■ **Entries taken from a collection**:
=== Begin Enclosure ===
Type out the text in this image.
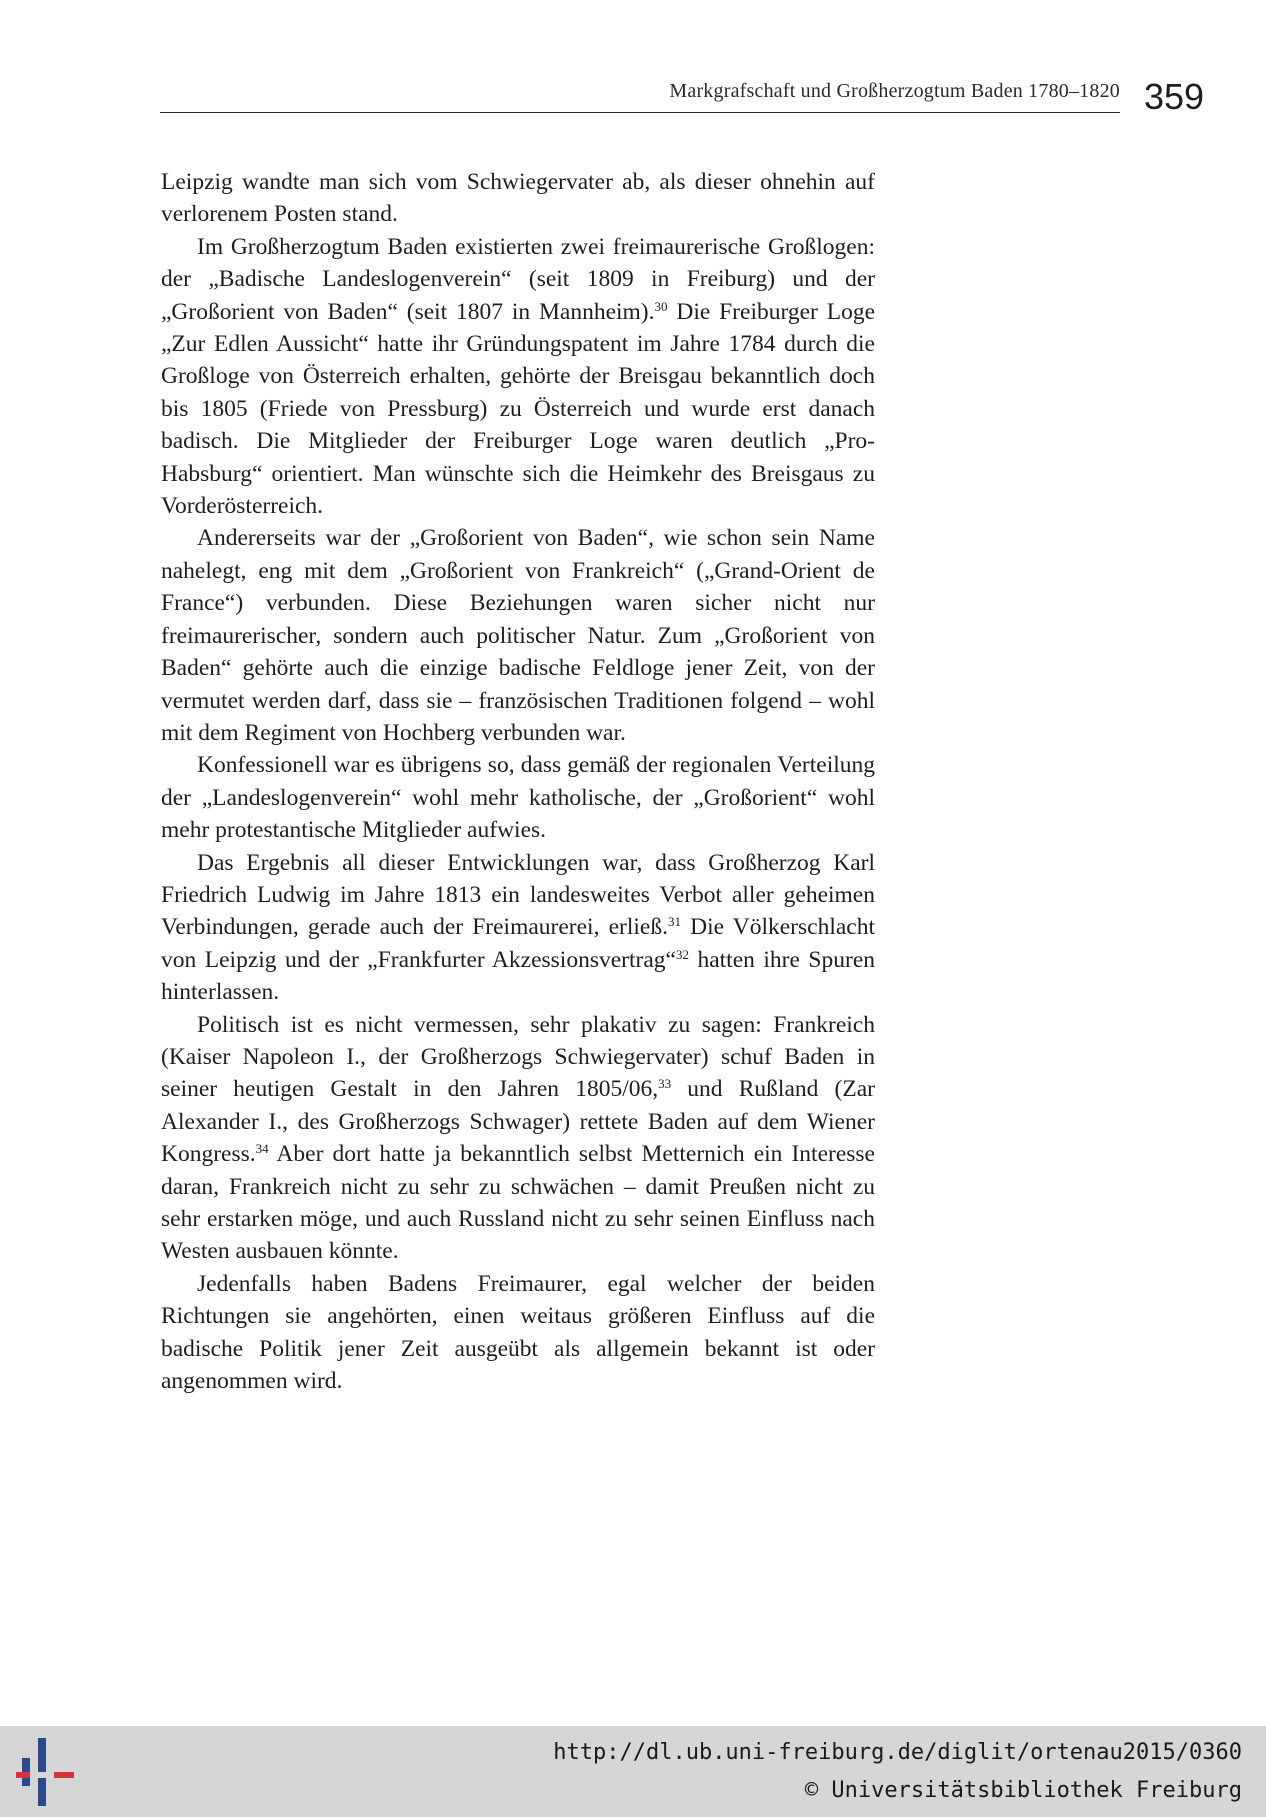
Markgrafschaft und Großherzogtum Baden 1780–1820 359

Leipzig wandte man sich vom Schwiegervater ab, als dieser ohnehin auf verlorenem Posten stand.

Im Großherzogtum Baden existierten zwei freimaurerische Großlogen: der „Badische Landeslogenverein“ (seit 1809 in Freiburg) und der „Großorient von Baden“ (seit 1807 in Mannheim).$^{30}$ Die Freiburger Loge „Zur Edlen Aussicht“ hatte ihr Gründungspatent im Jahre 1784 durch die Großloge von Österreich erhalten, gehörte der Breisgau bekanntlich doch bis 1805 (Friede von Pressburg) zu Österreich und wurde erst danach badisch. Die Mitglieder der Freiburger Loge waren deutlich „Pro-Habsburg“ orientiert. Man wünschte sich die Heimkehr des Breisgaus zu Vorderösterreich.

Andererseits war der „Großorient von Baden“, wie schon sein Name nahelegt, eng mit dem „Großorient von Frankreich“ („Grand-Orient de France“) verbunden. Diese Beziehungen waren sicher nicht nur freimaurerischer, sondern auch politischer Natur. Zum „Großorient von Baden“ gehörte auch die einzige badische Feldloge jener Zeit, von der vermutet werden darf, dass sie – französischen Traditionen folgend – wohl mit dem Regiment von Hochberg verbunden war.

Konfessionell war es übrigens so, dass gemäß der regionalen Verteilung der „Landeslogenverein“ wohl mehr katholische, der „Großorient“ wohl mehr protestantische Mitglieder aufwies.

Das Ergebnis all dieser Entwicklungen war, dass Großherzog Karl Friedrich Ludwig im Jahre 1813 ein landesweites Verbot aller geheimen Verbindungen, gerade auch der Freimaurerei, erließ.$^{31}$ Die Völkerschlacht von Leipzig und der „Frankfurter Akzessionsvertrag“$^{32}$ hatten ihre Spuren hinterlassen.

Politisch ist es nicht vermessen, sehr plakativ zu sagen: Frankreich (Kaiser Napoleon I., der Großherzogs Schwiegervater) schuf Baden in seiner heutigen Gestalt in den Jahren 1805/06,33 und Rußland (Zar Alexander I., des Großherzogs Schwager) rettete Baden auf dem Wiener Kongress.$^{34}$ Aber dort hatte ja bekanntlich selbst Metternich ein Interesse daran, Frankreich nicht zu sehr zu schwächen – damit Preußen nicht zu sehr erstarken möge, und auch Russland nicht zu sehr seinen Einfluss nach Westen ausbauen könnte.

Jedenfalls haben Badens Freimaurer, egal welcher der beiden Richtungen sie angehörten, einen weitaus größeren Einfluss auf die badische Politik jener Zeit ausgeübt als allgemein bekannt ist oder angenommen wird.

http://dl.ub.uni-freiburg.de/diglit/ortenau2015/0360
© Universitätsbibliothek Freiburg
=== End Enclosure ===
■ **Action item**:
In the records, find every line that has the string "Schwiegervater" and copy it.

■ **Completed exercise**:
Leipzig wandte man sich vom Schwiegervater ab, als dieser ohnehin auf verlorenem Posten stand.
Politisch ist es nicht vermessen, sehr plakativ zu sagen: Frankreich (Kaiser Napoleon I., der Großherzogs Schwiegervater) schuf Baden in seiner heutigen Gestalt in den Jahren 1805/06,33 und Rußland (Zar Alexander I., des Großherzogs Schwager) rettete Baden auf dem Wiener Kongress.$^{34}$ Aber dort hatte ja bekanntlich selbst Metternich ein Interesse daran, Frankreich nicht zu sehr zu schwächen – damit Preußen nicht zu sehr erstarken möge, und auch Russland nicht zu sehr seinen Einfluss nach Westen ausbauen könnte.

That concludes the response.